>> start Provided material

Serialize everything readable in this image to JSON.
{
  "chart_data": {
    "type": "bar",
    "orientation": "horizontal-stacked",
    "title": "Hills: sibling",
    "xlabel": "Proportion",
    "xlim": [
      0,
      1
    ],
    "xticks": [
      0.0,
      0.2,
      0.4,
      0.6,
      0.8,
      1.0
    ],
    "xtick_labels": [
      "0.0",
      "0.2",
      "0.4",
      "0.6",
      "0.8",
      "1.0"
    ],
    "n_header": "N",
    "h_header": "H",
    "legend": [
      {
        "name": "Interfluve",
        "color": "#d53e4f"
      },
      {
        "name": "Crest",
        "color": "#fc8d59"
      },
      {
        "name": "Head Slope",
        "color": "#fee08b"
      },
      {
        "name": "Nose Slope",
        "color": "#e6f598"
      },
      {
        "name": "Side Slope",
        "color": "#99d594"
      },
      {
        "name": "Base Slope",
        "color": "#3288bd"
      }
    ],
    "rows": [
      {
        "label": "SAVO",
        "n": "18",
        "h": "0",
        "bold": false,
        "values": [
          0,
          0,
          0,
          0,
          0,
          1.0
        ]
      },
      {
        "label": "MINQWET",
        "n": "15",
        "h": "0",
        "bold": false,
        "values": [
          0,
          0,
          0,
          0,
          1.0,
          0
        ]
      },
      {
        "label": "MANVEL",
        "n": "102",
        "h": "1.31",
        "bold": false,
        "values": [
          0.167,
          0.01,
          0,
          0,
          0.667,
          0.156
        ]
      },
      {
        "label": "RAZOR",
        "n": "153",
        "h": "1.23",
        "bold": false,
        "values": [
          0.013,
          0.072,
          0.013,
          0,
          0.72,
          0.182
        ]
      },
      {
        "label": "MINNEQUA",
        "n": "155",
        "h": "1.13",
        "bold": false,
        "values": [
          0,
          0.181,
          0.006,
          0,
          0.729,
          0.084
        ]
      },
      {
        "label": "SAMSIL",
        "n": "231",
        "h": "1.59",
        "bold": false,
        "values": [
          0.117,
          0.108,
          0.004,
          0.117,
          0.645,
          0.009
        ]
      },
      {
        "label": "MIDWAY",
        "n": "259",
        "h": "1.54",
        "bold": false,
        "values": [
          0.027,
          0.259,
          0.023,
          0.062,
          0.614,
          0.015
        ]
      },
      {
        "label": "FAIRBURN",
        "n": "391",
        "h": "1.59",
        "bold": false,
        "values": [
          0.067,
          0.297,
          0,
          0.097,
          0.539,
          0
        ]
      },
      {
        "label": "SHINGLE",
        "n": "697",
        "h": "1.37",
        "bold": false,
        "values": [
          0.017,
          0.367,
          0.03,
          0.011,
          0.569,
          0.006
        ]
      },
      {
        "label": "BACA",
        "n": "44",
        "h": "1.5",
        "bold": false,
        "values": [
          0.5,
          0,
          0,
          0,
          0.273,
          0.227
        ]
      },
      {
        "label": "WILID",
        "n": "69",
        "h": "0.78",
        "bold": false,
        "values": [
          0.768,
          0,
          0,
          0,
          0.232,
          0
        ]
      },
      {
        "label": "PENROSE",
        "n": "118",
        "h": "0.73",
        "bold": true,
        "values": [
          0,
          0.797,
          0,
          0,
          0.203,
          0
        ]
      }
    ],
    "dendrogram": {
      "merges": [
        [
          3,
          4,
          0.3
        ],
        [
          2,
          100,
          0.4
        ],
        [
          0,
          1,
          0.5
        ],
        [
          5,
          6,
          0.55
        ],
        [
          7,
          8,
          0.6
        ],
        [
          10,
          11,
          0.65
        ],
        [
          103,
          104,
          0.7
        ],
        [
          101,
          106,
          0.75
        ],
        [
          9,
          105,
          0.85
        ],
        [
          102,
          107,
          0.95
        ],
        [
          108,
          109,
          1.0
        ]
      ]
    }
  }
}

>> end Provided material

Task directions » Scan the material above. Extract every line in which the word "name" occurs.

Exercise result »
        "name": "Interfluve",
        "name": "Crest",
        "name": "Head Slope",
        "name": "Nose Slope",
        "name": "Side Slope",
        "name": "Base Slope",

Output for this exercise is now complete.